--- Written instruction ---
Write out each line in which the string "registration" is present.

Dataset records

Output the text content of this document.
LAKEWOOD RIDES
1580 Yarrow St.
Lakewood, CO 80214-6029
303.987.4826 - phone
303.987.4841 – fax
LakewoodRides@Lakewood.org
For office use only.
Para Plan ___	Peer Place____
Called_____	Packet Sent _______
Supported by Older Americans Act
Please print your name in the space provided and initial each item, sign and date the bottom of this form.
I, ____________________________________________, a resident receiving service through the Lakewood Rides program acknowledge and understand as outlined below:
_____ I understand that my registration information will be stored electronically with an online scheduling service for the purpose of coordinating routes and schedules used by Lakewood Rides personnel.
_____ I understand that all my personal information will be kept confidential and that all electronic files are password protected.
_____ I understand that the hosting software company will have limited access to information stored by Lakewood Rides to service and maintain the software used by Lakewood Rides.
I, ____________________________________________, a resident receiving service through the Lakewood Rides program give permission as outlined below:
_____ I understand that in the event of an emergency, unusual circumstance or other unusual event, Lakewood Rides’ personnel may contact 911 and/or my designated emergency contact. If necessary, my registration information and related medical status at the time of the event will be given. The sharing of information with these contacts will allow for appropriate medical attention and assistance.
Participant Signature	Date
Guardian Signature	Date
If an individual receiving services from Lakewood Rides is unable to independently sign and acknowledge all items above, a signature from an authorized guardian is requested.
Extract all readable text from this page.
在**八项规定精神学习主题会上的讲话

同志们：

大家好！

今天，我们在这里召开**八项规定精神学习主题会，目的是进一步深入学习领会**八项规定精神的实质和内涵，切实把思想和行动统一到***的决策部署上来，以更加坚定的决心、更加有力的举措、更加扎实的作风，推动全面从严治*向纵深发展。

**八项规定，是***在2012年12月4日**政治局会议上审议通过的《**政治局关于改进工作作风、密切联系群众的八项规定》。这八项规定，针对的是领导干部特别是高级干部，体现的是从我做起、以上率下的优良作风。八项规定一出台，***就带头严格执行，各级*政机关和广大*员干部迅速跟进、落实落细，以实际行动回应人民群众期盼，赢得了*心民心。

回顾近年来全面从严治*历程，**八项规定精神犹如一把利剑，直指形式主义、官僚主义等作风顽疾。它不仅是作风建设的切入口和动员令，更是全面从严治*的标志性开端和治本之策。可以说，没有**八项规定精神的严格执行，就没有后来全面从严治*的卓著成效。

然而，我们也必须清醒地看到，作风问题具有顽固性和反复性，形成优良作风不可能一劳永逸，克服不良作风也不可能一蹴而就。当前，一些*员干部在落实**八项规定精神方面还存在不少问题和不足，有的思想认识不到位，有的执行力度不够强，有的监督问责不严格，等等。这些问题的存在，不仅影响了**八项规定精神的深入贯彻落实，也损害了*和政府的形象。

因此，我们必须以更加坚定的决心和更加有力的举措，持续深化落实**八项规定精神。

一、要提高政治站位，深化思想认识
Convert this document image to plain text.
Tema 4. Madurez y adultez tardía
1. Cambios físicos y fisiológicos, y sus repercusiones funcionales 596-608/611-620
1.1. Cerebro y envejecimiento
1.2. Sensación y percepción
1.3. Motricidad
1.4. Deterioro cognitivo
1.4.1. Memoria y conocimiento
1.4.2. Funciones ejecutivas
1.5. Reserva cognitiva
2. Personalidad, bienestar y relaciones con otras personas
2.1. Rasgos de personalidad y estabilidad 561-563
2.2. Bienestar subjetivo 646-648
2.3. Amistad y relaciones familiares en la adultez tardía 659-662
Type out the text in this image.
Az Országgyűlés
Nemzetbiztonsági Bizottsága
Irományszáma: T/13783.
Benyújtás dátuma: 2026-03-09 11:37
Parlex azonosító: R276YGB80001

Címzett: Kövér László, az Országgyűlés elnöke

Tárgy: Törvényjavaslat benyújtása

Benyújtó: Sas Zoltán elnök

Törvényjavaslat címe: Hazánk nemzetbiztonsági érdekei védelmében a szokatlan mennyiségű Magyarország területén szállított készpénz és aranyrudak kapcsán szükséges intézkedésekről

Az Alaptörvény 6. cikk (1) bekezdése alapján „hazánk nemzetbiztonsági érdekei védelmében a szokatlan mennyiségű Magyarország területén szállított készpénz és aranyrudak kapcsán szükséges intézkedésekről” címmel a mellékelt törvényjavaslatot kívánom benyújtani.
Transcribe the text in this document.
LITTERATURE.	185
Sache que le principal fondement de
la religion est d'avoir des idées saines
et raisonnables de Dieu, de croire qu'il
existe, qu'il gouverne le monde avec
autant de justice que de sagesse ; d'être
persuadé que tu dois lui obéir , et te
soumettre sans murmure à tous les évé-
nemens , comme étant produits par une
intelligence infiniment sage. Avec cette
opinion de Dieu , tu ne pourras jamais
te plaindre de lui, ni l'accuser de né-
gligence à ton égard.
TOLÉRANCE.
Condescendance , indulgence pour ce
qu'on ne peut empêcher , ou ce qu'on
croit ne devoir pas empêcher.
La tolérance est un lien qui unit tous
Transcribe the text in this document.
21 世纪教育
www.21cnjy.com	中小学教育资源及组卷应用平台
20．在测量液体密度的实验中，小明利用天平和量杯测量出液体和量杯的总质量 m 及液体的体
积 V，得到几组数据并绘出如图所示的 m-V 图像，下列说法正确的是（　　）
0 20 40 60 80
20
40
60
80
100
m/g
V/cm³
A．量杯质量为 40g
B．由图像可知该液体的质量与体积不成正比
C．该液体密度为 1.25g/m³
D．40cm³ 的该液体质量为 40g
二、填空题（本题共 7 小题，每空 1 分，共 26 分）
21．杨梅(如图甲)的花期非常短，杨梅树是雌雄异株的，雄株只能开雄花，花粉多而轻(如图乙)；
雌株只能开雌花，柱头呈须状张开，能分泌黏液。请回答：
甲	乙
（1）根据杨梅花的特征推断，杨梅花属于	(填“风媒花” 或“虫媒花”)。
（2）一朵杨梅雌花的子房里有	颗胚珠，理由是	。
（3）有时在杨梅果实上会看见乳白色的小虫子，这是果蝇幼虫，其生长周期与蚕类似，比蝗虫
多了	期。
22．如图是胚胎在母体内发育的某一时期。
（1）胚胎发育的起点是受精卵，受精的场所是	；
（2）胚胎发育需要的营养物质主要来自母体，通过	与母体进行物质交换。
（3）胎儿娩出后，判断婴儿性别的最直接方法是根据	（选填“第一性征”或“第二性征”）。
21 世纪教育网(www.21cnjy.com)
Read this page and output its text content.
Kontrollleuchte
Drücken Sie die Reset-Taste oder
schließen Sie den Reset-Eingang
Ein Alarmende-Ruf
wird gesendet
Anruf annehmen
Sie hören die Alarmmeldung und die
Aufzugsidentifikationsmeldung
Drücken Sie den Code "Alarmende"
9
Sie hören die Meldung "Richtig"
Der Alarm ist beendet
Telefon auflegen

--- The result ---
_____ I understand that my registration information will be stored electronically with an online scheduling service for the purpose of coordinating routes and schedules used by Lakewood Rides personnel.
_____ I understand that in the event of an emergency, unusual circumstance or other unusual event, Lakewood Rides’ personnel may contact 911 and/or my designated emergency contact. If necessary, my registration information and related medical status at the time of the event will be given. The sharing of information with these contacts will allow for appropriate medical attention and assistance.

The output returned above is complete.